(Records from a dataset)

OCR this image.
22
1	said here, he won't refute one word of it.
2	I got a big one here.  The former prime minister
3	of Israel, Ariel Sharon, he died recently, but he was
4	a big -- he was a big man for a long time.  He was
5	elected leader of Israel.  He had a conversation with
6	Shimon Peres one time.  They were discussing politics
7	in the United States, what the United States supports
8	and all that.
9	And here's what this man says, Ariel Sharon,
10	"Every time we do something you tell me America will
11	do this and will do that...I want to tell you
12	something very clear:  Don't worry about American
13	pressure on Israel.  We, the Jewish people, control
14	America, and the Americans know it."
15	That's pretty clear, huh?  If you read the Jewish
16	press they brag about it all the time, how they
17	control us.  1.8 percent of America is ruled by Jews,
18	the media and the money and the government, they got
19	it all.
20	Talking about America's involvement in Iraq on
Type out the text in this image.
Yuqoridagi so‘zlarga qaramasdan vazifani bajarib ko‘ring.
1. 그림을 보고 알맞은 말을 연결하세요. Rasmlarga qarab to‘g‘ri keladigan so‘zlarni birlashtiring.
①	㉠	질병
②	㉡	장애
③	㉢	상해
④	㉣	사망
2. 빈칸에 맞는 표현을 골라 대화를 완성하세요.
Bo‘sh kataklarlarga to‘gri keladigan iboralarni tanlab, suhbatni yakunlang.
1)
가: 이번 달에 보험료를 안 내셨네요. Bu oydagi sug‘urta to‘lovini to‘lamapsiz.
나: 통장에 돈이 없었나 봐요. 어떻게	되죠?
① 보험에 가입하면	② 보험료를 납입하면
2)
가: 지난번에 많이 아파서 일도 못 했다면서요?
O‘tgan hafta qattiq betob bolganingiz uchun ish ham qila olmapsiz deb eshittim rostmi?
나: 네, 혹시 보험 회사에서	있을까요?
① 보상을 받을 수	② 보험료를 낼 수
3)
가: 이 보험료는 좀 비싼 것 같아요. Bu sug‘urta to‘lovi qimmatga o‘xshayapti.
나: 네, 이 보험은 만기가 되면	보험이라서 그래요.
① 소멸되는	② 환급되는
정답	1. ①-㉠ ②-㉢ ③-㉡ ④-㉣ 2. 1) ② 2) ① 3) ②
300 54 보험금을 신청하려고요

### DIRECTIONS
Give the listing above again, word for word.

### ANSWER TO THIS PROBLEM
OCR this image.
22
1	said here, he won't refute one word of it.
2	I got a big one here.  The former prime minister
3	of Israel, Ariel Sharon, he died recently, but he was
4	a big -- he was a big man for a long time.  He was
5	elected leader of Israel.  He had a conversation with
6	Shimon Peres one time.  They were discussing politics
7	in the United States, what the United States supports
8	and all that.
9	And here's what this man says, Ariel Sharon,
10	"Every time we do something you tell me America will
11	do this and will do that...I want to tell you
12	something very clear:  Don't worry about American
13	pressure on Israel.  We, the Jewish people, control
14	America, and the Americans know it."
15	That's pretty clear, huh?  If you read the Jewish
16	press they brag about it all the time, how they
17	control us.  1.8 percent of America is ruled by Jews,
18	the media and the money and the government, they got
19	it all.
20	Talking about America's involvement in Iraq on
Type out the text in this image.
Yuqoridagi so‘zlarga qaramasdan vazifani bajarib ko‘ring.
1. 그림을 보고 알맞은 말을 연결하세요. Rasmlarga qarab to‘g‘ri keladigan so‘zlarni birlashtiring.
①	㉠	질병
②	㉡	장애
③	㉢	상해
④	㉣	사망
2. 빈칸에 맞는 표현을 골라 대화를 완성하세요.
Bo‘sh kataklarlarga to‘gri keladigan iboralarni tanlab, suhbatni yakunlang.
1)
가: 이번 달에 보험료를 안 내셨네요. Bu oydagi sug‘urta to‘lovini to‘lamapsiz.
나: 통장에 돈이 없었나 봐요. 어떻게	되죠?
① 보험에 가입하면	② 보험료를 납입하면
2)
가: 지난번에 많이 아파서 일도 못 했다면서요?
O‘tgan hafta qattiq betob bolganingiz uchun ish ham qila olmapsiz deb eshittim rostmi?
나: 네, 혹시 보험 회사에서	있을까요?
① 보상을 받을 수	② 보험료를 낼 수
3)
가: 이 보험료는 좀 비싼 것 같아요. Bu sug‘urta to‘lovi qimmatga o‘xshayapti.
나: 네, 이 보험은 만기가 되면	보험이라서 그래요.
① 소멸되는	② 환급되는
정답	1. ①-㉠ ②-㉢ ③-㉡ ④-㉣ 2. 1) ② 2) ① 3) ②
300 54 보험금을 신청하려고요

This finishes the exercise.